(Records drawn from a dataset):
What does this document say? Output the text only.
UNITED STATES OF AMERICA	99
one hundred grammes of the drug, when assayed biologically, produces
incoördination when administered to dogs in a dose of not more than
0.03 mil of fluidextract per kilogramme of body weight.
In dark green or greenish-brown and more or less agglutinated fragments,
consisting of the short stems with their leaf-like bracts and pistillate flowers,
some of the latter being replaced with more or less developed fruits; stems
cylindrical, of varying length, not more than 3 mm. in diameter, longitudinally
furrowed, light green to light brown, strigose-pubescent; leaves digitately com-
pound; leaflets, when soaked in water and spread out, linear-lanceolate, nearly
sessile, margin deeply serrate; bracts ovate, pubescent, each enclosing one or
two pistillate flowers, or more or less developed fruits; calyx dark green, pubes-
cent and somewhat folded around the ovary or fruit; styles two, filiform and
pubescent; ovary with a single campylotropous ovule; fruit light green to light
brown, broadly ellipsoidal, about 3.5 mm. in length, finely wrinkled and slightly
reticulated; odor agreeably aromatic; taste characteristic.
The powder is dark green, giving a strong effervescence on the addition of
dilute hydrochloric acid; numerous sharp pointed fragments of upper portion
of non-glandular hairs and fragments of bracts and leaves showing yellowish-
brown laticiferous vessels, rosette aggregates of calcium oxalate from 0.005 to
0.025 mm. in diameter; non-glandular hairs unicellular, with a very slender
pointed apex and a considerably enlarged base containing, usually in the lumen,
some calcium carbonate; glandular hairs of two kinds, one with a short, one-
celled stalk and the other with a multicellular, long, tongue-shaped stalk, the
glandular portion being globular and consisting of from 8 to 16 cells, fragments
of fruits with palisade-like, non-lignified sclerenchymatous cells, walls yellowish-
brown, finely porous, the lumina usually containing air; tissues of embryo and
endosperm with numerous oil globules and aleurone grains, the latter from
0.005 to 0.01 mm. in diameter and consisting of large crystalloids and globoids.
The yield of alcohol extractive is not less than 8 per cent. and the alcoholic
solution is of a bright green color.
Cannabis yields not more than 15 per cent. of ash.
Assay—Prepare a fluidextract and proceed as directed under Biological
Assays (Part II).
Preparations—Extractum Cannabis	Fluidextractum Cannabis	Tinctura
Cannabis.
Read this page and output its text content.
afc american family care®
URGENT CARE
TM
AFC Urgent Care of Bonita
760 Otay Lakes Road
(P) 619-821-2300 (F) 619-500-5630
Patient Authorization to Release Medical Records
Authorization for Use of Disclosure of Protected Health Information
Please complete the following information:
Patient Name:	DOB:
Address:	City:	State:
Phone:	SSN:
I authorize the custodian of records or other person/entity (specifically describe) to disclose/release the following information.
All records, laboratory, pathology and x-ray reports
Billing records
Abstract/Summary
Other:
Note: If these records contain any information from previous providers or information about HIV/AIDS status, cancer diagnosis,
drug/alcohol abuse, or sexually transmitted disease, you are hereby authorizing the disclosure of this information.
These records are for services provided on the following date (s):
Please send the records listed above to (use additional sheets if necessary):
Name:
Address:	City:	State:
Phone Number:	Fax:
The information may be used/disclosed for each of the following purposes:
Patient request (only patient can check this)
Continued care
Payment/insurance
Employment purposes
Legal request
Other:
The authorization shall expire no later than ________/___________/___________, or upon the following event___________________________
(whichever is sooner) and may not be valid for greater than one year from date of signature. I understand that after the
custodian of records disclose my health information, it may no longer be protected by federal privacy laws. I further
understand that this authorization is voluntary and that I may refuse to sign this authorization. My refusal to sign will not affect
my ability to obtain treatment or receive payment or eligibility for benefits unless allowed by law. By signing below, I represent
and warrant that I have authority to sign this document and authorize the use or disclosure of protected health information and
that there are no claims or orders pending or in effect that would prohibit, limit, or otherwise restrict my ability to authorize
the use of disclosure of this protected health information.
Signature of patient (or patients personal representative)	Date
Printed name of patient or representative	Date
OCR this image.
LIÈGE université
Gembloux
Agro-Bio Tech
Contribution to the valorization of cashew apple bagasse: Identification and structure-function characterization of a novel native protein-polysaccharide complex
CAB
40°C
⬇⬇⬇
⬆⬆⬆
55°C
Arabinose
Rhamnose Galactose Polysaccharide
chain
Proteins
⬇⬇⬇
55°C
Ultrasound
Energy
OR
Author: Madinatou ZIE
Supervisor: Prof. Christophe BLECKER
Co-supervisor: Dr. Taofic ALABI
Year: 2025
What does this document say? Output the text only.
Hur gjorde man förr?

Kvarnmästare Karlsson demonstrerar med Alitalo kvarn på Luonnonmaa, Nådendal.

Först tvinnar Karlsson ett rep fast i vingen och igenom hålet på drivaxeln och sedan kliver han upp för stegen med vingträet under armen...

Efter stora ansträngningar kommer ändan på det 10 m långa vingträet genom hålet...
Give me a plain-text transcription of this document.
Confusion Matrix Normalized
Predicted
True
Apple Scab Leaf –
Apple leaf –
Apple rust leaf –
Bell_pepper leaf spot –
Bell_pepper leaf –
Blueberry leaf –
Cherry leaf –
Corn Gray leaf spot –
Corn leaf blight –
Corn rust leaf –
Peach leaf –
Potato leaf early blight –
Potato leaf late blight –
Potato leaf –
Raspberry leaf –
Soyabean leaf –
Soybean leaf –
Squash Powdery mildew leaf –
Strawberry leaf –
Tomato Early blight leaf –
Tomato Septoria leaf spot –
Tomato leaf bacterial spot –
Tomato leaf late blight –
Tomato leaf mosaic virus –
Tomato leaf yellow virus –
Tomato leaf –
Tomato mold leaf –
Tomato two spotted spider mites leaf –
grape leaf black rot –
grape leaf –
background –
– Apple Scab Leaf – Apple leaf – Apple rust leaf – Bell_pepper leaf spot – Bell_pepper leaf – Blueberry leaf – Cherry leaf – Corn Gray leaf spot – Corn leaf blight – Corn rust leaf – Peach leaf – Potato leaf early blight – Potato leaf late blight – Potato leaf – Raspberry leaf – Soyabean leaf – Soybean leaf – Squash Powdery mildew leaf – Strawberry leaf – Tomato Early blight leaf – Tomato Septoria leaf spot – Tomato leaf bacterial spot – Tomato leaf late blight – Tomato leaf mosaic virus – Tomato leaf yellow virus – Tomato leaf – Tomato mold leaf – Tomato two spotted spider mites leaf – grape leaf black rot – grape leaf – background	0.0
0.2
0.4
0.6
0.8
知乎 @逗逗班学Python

(REQUIREMENT): Return the whole of the data, character for character.

(RESPONSE TO THE EXERCISE):
What does this document say? Output the text only.
UNITED STATES OF AMERICA	99
one hundred grammes of the drug, when assayed biologically, produces
incoördination when administered to dogs in a dose of not more than
0.03 mil of fluidextract per kilogramme of body weight.
In dark green or greenish-brown and more or less agglutinated fragments,
consisting of the short stems with their leaf-like bracts and pistillate flowers,
some of the latter being replaced with more or less developed fruits; stems
cylindrical, of varying length, not more than 3 mm. in diameter, longitudinally
furrowed, light green to light brown, strigose-pubescent; leaves digitately com-
pound; leaflets, when soaked in water and spread out, linear-lanceolate, nearly
sessile, margin deeply serrate; bracts ovate, pubescent, each enclosing one or
two pistillate flowers, or more or less developed fruits; calyx dark green, pubes-
cent and somewhat folded around the ovary or fruit; styles two, filiform and
pubescent; ovary with a single campylotropous ovule; fruit light green to light
brown, broadly ellipsoidal, about 3.5 mm. in length, finely wrinkled and slightly
reticulated; odor agreeably aromatic; taste characteristic.
The powder is dark green, giving a strong effervescence on the addition of
dilute hydrochloric acid; numerous sharp pointed fragments of upper portion
of non-glandular hairs and fragments of bracts and leaves showing yellowish-
brown laticiferous vessels, rosette aggregates of calcium oxalate from 0.005 to
0.025 mm. in diameter; non-glandular hairs unicellular, with a very slender
pointed apex and a considerably enlarged base containing, usually in the lumen,
some calcium carbonate; glandular hairs of two kinds, one with a short, one-
celled stalk and the other with a multicellular, long, tongue-shaped stalk, the
glandular portion being globular and consisting of from 8 to 16 cells, fragments
of fruits with palisade-like, non-lignified sclerenchymatous cells, walls yellowish-
brown, finely porous, the lumina usually containing air; tissues of embryo and
endosperm with numerous oil globules and aleurone grains, the latter from
0.005 to 0.01 mm. in diameter and consisting of large crystalloids and globoids.
The yield of alcohol extractive is not less than 8 per cent. and the alcoholic
solution is of a bright green color.
Cannabis yields not more than 15 per cent. of ash.
Assay—Prepare a fluidextract and proceed as directed under Biological
Assays (Part II).
Preparations—Extractum Cannabis	Fluidextractum Cannabis	Tinctura
Cannabis.
Read this page and output its text content.
afc american family care®
URGENT CARE
TM
AFC Urgent Care of Bonita
760 Otay Lakes Road
(P) 619-821-2300 (F) 619-500-5630
Patient Authorization to Release Medical Records
Authorization for Use of Disclosure of Protected Health Information
Please complete the following information:
Patient Name:	DOB:
Address:	City:	State:
Phone:	SSN:
I authorize the custodian of records or other person/entity (specifically describe) to disclose/release the following information.
All records, laboratory, pathology and x-ray reports
Billing records
Abstract/Summary
Other:
Note: If these records contain any information from previous providers or information about HIV/AIDS status, cancer diagnosis,
drug/alcohol abuse, or sexually transmitted disease, you are hereby authorizing the disclosure of this information.
These records are for services provided on the following date (s):
Please send the records listed above to (use additional sheets if necessary):
Name:
Address:	City:	State:
Phone Number:	Fax:
The information may be used/disclosed for each of the following purposes:
Patient request (only patient can check this)
Continued care
Payment/insurance
Employment purposes
Legal request
Other:
The authorization shall expire no later than ________/___________/___________, or upon the following event___________________________
(whichever is sooner) and may not be valid for greater than one year from date of signature. I understand that after the
custodian of records disclose my health information, it may no longer be protected by federal privacy laws. I further
understand that this authorization is voluntary and that I may refuse to sign this authorization. My refusal to sign will not affect
my ability to obtain treatment or receive payment or eligibility for benefits unless allowed by law. By signing below, I represent
and warrant that I have authority to sign this document and authorize the use or disclosure of protected health information and
that there are no claims or orders pending or in effect that would prohibit, limit, or otherwise restrict my ability to authorize
the use of disclosure of this protected health information.
Signature of patient (or patients personal representative)	Date
Printed name of patient or representative	Date
OCR this image.
LIÈGE université
Gembloux
Agro-Bio Tech
Contribution to the valorization of cashew apple bagasse: Identification and structure-function characterization of a novel native protein-polysaccharide complex
CAB
40°C
⬇⬇⬇
⬆⬆⬆
55°C
Arabinose
Rhamnose Galactose Polysaccharide
chain
Proteins
⬇⬇⬇
55°C
Ultrasound
Energy
OR
Author: Madinatou ZIE
Supervisor: Prof. Christophe BLECKER
Co-supervisor: Dr. Taofic ALABI
Year: 2025
What does this document say? Output the text only.
Hur gjorde man förr?

Kvarnmästare Karlsson demonstrerar med Alitalo kvarn på Luonnonmaa, Nådendal.

Först tvinnar Karlsson ett rep fast i vingen och igenom hålet på drivaxeln och sedan kliver han upp för stegen med vingträet under armen...

Efter stora ansträngningar kommer ändan på det 10 m långa vingträet genom hålet...
Give me a plain-text transcription of this document.
Confusion Matrix Normalized
Predicted
True
Apple Scab Leaf –
Apple leaf –
Apple rust leaf –
Bell_pepper leaf spot –
Bell_pepper leaf –
Blueberry leaf –
Cherry leaf –
Corn Gray leaf spot –
Corn leaf blight –
Corn rust leaf –
Peach leaf –
Potato leaf early blight –
Potato leaf late blight –
Potato leaf –
Raspberry leaf –
Soyabean leaf –
Soybean leaf –
Squash Powdery mildew leaf –
Strawberry leaf –
Tomato Early blight leaf –
Tomato Septoria leaf spot –
Tomato leaf bacterial spot –
Tomato leaf late blight –
Tomato leaf mosaic virus –
Tomato leaf yellow virus –
Tomato leaf –
Tomato mold leaf –
Tomato two spotted spider mites leaf –
grape leaf black rot –
grape leaf –
background –
– Apple Scab Leaf – Apple leaf – Apple rust leaf – Bell_pepper leaf spot – Bell_pepper leaf – Blueberry leaf – Cherry leaf – Corn Gray leaf spot – Corn leaf blight – Corn rust leaf – Peach leaf – Potato leaf early blight – Potato leaf late blight – Potato leaf – Raspberry leaf – Soyabean leaf – Soybean leaf – Squash Powdery mildew leaf – Strawberry leaf – Tomato Early blight leaf – Tomato Septoria leaf spot – Tomato leaf bacterial spot – Tomato leaf late blight – Tomato leaf mosaic virus – Tomato leaf yellow virus – Tomato leaf – Tomato mold leaf – Tomato two spotted spider mites leaf – grape leaf black rot – grape leaf – background	0.0
0.2
0.4
0.6
0.8
知乎 @逗逗班学Python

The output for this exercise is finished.